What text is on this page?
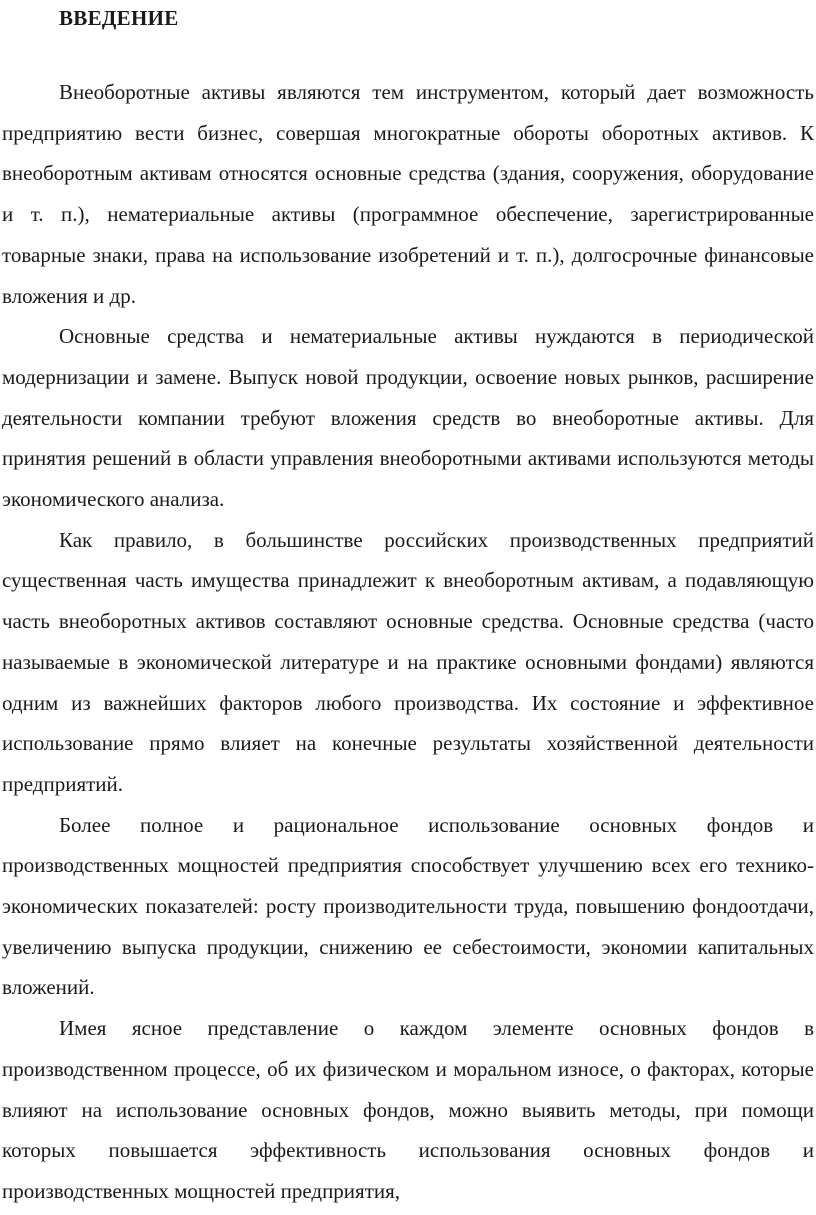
ВВЕДЕНИЕ

Внеоборотные активы являются тем инструментом, который дает возможность предприятию вести бизнес, совершая многократные обороты оборотных активов. К внеоборотным активам относятся основные средства (здания, сооружения, оборудование и т. п.), нематериальные активы (программное обеспечение, зарегистрированные товарные знаки, права на использование изобретений и т. п.), долгосрочные финансовые вложения и др.

Основные средства и нематериальные активы нуждаются в периодической модернизации и замене. Выпуск новой продукции, освоение новых рынков, расширение деятельности компании требуют вложения средств во внеоборотные активы. Для принятия решений в области управления внеоборотными активами используются методы экономического анализа.

Как правило, в большинстве российских производственных предприятий существенная часть имущества принадлежит к внеоборотным активам, а подавляющую часть внеоборотных активов составляют основные средства. Основные средства (часто называемые в экономической литературе и на практике основными фондами) являются одним из важнейших факторов любого производства. Их состояние и эффективное использование прямо влияет на конечные результаты хозяйственной деятельности предприятий.

Более полное и рациональное использование основных фондов и производственных мощностей предприятия способствует улучшению всех его технико-экономических показателей: росту производительности труда, повышению фондоотдачи, увеличению выпуска продукции, снижению ее себестоимости, экономии капитальных вложений.

Имея ясное представление о каждом элементе основных фондов в производственном процессе, об их физическом и моральном износе, о факторах, которые влияют на использование основных фондов, можно выявить методы, при помощи которых повышается эффективность использования основных фондов и производственных мощностей предприятия,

• _Exercise aim_: Repeat the material above verbatim, with no pictures in the output.

• _Correct result_:
What text is on this page?
ВВЕДЕНИЕ

Внеоборотные активы являются тем инструментом, который дает возможность предприятию вести бизнес, совершая многократные обороты оборотных активов. К внеоборотным активам относятся основные средства (здания, сооружения, оборудование и т. п.), нематериальные активы (программное обеспечение, зарегистрированные товарные знаки, права на использование изобретений и т. п.), долгосрочные финансовые вложения и др.

Основные средства и нематериальные активы нуждаются в периодической модернизации и замене. Выпуск новой продукции, освоение новых рынков, расширение деятельности компании требуют вложения средств во внеоборотные активы. Для принятия решений в области управления внеоборотными активами используются методы экономического анализа.

Как правило, в большинстве российских производственных предприятий существенная часть имущества принадлежит к внеоборотным активам, а подавляющую часть внеоборотных активов составляют основные средства. Основные средства (часто называемые в экономической литературе и на практике основными фондами) являются одним из важнейших факторов любого производства. Их состояние и эффективное использование прямо влияет на конечные результаты хозяйственной деятельности предприятий.

Более полное и рациональное использование основных фондов и производственных мощностей предприятия способствует улучшению всех его технико-экономических показателей: росту производительности труда, повышению фондоотдачи, увеличению выпуска продукции, снижению ее себестоимости, экономии капитальных вложений.

Имея ясное представление о каждом элементе основных фондов в производственном процессе, об их физическом и моральном износе, о факторах, которые влияют на использование основных фондов, можно выявить методы, при помощи которых повышается эффективность использования основных фондов и производственных мощностей предприятия,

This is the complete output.